GIVEN TASK - Retype the listing from its first line through the line containing "option-a: A：小张将500万元的合同价款打印成了500元，并与对方签订了合同 <box>187", both ends included, keeping every character unchanged.

DATA IN THIS EXERCISE -
>> start
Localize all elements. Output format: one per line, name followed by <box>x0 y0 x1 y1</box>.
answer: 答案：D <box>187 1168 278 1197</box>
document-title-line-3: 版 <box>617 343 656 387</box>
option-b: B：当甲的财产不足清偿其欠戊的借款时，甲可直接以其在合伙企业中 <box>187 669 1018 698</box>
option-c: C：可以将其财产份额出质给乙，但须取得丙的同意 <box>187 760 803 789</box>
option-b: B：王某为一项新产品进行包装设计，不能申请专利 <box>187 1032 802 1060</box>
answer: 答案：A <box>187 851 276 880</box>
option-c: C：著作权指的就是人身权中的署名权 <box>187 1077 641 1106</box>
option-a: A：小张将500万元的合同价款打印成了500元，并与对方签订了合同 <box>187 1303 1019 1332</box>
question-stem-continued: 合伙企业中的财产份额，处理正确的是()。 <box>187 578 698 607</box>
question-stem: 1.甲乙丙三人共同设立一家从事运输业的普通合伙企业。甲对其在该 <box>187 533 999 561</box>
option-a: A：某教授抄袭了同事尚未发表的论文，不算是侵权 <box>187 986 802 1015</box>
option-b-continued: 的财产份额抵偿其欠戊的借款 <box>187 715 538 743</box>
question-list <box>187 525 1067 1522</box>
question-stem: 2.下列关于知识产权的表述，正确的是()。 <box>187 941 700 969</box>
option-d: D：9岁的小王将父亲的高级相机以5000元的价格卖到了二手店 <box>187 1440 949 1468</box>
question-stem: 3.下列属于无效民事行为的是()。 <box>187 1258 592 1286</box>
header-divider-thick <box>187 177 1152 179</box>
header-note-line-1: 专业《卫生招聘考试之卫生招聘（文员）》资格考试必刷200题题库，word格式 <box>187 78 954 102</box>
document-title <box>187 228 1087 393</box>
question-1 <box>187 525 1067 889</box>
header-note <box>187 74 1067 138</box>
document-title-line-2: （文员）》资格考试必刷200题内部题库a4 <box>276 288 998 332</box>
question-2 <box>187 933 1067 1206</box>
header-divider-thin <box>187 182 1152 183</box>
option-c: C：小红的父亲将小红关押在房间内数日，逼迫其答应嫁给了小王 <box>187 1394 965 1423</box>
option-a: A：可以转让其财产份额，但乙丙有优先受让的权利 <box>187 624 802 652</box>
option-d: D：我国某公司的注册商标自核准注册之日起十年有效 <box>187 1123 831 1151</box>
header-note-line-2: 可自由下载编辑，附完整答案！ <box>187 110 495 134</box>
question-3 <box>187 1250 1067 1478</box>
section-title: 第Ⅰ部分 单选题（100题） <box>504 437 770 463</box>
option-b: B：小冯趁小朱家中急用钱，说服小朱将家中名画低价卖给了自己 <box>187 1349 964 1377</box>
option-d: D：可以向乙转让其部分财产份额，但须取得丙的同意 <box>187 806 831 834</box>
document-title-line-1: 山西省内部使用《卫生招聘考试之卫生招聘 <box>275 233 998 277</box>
>> end
OUTPUT OF THE EXERCISE -
Localize all elements. Output format: one per line, name followed by <box>x0 y0 x1 y1</box>.
answer: 答案：D <box>187 1168 278 1197</box>
document-title-line-3: 版 <box>617 343 656 387</box>
option-b: B：当甲的财产不足清偿其欠戊的借款时，甲可直接以其在合伙企业中 <box>187 669 1018 698</box>
option-c: C：可以将其财产份额出质给乙，但须取得丙的同意 <box>187 760 803 789</box>
option-b: B：王某为一项新产品进行包装设计，不能申请专利 <box>187 1032 802 1060</box>
answer: 答案：A <box>187 851 276 880</box>
option-c: C：著作权指的就是人身权中的署名权 <box>187 1077 641 1106</box>
option-a: A：小张将500万元的合同价款打印成了500元，并与对方签订了合同 <box>187 1303 1019 1332</box>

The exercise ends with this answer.